* Brief
Report how many lines contain "title"; state the number and nothing else.

(Records from a dataset)
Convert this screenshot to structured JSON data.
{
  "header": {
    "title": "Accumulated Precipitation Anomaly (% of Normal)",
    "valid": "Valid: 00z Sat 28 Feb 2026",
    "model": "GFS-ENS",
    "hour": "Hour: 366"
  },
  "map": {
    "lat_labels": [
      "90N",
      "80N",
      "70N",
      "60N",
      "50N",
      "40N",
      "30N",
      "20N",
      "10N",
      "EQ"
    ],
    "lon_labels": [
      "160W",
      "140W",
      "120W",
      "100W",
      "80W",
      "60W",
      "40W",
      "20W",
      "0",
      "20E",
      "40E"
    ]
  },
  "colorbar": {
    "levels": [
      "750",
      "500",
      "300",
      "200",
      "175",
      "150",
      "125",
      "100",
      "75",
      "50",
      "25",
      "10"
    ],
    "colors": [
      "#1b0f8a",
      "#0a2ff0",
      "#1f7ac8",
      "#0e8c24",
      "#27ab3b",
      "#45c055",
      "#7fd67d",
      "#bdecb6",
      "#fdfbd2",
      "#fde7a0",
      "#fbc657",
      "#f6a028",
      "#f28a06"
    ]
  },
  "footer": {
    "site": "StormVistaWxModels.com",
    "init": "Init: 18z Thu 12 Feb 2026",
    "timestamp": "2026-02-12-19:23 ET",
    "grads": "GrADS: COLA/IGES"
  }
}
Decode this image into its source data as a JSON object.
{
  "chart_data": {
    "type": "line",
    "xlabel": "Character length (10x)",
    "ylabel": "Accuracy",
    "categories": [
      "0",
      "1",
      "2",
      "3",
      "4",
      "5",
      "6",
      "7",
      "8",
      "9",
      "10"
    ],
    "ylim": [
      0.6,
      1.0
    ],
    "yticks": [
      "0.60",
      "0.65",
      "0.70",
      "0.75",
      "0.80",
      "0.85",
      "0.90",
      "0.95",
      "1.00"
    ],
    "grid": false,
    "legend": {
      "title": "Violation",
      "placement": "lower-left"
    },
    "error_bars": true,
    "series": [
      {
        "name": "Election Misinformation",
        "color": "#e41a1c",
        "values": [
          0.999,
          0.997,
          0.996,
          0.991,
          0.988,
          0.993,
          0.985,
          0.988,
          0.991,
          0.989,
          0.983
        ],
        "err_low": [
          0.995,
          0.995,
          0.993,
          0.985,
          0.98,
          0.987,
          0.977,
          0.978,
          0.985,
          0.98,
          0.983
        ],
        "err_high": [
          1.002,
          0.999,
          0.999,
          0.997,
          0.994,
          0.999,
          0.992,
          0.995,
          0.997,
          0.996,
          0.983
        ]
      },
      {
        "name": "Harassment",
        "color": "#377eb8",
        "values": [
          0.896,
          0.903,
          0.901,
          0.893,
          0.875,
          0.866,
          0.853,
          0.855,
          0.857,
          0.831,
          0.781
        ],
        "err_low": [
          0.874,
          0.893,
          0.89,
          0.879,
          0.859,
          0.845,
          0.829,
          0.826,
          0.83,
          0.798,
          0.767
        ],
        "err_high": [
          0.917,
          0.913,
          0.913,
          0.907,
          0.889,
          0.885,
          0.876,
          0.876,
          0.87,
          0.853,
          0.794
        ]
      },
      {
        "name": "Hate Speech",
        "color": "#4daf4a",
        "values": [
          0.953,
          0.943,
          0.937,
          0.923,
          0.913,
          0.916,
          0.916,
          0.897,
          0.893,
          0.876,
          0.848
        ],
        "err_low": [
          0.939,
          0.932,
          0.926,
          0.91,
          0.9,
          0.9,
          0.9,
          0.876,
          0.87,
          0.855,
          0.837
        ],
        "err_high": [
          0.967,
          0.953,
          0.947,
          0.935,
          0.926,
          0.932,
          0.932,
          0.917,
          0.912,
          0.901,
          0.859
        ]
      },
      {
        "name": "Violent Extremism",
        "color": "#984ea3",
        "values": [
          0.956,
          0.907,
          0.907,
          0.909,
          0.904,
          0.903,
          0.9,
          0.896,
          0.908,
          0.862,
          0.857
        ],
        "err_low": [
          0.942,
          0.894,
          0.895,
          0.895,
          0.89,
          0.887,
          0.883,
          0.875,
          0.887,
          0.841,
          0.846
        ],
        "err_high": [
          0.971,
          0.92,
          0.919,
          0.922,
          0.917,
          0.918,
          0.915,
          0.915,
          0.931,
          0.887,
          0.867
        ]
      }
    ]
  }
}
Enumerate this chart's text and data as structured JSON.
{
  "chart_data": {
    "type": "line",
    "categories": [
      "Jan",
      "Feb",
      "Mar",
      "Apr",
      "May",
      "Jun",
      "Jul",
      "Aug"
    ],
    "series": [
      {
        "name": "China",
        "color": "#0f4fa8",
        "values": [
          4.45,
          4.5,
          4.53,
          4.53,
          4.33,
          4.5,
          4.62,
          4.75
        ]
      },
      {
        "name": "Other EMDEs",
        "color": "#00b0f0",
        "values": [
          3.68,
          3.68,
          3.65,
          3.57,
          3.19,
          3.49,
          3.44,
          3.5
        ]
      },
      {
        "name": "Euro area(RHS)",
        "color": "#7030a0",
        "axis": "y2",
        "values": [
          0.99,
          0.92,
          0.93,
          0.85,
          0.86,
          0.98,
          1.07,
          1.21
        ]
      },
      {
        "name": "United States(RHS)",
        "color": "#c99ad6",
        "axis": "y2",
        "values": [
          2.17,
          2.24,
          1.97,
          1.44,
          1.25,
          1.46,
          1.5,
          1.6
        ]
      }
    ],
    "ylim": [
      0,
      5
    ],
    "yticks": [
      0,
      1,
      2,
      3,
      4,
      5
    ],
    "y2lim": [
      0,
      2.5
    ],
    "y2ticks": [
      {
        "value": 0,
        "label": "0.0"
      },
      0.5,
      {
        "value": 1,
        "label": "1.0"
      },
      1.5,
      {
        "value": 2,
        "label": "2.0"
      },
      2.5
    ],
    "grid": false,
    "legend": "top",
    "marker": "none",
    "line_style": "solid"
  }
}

* Solution to this task
2